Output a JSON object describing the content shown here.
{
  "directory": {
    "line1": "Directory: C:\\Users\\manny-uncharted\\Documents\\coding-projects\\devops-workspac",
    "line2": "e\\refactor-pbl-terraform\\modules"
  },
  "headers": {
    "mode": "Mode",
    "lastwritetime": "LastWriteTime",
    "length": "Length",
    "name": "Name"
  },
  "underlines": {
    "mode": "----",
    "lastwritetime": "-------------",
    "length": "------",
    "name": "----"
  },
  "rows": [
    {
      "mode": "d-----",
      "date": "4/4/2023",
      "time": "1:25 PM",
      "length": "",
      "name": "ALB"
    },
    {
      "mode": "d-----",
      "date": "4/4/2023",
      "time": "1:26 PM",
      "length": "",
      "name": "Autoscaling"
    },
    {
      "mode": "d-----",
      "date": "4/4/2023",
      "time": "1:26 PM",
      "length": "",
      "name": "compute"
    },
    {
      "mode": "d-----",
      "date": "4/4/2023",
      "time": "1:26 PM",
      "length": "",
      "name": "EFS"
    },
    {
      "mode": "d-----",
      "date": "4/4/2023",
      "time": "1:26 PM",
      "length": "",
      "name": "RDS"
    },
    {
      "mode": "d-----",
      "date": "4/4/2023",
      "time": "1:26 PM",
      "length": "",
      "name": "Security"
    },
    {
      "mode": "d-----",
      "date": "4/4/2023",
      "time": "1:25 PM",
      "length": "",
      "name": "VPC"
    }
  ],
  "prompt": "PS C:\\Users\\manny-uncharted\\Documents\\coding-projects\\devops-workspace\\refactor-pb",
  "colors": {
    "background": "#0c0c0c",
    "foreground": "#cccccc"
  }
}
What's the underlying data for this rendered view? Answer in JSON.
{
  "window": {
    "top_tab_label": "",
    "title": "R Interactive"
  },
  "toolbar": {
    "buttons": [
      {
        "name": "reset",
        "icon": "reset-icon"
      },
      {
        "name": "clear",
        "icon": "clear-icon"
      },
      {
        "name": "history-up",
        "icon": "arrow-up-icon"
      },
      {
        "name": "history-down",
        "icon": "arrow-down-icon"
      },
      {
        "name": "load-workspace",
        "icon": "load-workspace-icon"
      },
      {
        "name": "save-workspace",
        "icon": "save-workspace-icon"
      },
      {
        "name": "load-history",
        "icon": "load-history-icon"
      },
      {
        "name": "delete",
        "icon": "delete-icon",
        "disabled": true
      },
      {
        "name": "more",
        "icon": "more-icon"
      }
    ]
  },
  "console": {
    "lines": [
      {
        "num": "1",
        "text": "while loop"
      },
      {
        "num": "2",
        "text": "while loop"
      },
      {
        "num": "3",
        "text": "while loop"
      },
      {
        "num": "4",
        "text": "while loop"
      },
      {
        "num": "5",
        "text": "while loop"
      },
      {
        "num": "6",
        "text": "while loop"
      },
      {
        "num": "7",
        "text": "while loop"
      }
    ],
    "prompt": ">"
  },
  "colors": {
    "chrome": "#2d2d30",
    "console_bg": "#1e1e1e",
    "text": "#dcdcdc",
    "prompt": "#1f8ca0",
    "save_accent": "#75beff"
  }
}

## Given request
Lines of the listing that contain the word "workspace" are to be counted; report only their number.

## Solution to this exercise
5